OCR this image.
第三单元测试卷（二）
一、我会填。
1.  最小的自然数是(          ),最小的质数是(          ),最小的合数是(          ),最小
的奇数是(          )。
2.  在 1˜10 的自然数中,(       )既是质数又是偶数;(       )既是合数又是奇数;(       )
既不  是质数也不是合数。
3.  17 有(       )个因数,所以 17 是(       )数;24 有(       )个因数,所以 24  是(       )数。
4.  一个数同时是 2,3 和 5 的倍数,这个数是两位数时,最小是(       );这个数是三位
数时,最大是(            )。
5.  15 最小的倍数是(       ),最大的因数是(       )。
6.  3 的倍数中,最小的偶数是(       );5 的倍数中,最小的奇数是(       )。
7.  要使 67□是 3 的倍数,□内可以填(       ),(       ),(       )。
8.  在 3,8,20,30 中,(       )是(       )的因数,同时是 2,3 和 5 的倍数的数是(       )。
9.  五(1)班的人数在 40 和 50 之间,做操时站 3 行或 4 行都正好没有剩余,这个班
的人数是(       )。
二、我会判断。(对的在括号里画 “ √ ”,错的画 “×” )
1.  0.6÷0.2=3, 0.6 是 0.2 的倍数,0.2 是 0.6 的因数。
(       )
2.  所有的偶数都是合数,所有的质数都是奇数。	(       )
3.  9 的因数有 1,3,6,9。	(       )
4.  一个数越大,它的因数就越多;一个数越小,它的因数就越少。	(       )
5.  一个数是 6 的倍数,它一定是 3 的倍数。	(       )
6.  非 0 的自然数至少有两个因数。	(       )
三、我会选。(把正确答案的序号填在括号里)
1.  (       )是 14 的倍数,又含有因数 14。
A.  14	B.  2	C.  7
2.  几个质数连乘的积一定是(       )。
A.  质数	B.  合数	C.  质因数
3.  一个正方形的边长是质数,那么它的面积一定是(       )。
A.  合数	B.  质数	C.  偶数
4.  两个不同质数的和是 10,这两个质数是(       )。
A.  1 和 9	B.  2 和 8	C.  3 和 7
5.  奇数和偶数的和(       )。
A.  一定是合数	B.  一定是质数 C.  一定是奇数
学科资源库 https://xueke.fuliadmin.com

**WHAT THIS TASK INVOLVES**
Make an exact copy of the data above.

**OUTPUT OF THE EXERCISE**
OCR this image.
第三单元测试卷（二）
一、我会填。
1.  最小的自然数是(          ),最小的质数是(          ),最小的合数是(          ),最小
的奇数是(          )。
2.  在 1˜10 的自然数中,(       )既是质数又是偶数;(       )既是合数又是奇数;(       )
既不  是质数也不是合数。
3.  17 有(       )个因数,所以 17 是(       )数;24 有(       )个因数,所以 24  是(       )数。
4.  一个数同时是 2,3 和 5 的倍数,这个数是两位数时,最小是(       );这个数是三位
数时,最大是(            )。
5.  15 最小的倍数是(       ),最大的因数是(       )。
6.  3 的倍数中,最小的偶数是(       );5 的倍数中,最小的奇数是(       )。
7.  要使 67□是 3 的倍数,□内可以填(       ),(       ),(       )。
8.  在 3,8,20,30 中,(       )是(       )的因数,同时是 2,3 和 5 的倍数的数是(       )。
9.  五(1)班的人数在 40 和 50 之间,做操时站 3 行或 4 行都正好没有剩余,这个班
的人数是(       )。
二、我会判断。(对的在括号里画 “ √ ”,错的画 “×” )
1.  0.6÷0.2=3, 0.6 是 0.2 的倍数,0.2 是 0.6 的因数。
(       )
2.  所有的偶数都是合数,所有的质数都是奇数。	(       )
3.  9 的因数有 1,3,6,9。	(       )
4.  一个数越大,它的因数就越多;一个数越小,它的因数就越少。	(       )
5.  一个数是 6 的倍数,它一定是 3 的倍数。	(       )
6.  非 0 的自然数至少有两个因数。	(       )
三、我会选。(把正确答案的序号填在括号里)
1.  (       )是 14 的倍数,又含有因数 14。
A.  14	B.  2	C.  7
2.  几个质数连乘的积一定是(       )。
A.  质数	B.  合数	C.  质因数
3.  一个正方形的边长是质数,那么它的面积一定是(       )。
A.  合数	B.  质数	C.  偶数
4.  两个不同质数的和是 10,这两个质数是(       )。
A.  1 和 9	B.  2 和 8	C.  3 和 7
5.  奇数和偶数的和(       )。
A.  一定是合数	B.  一定是质数 C.  一定是奇数
学科资源库 https://xueke.fuliadmin.com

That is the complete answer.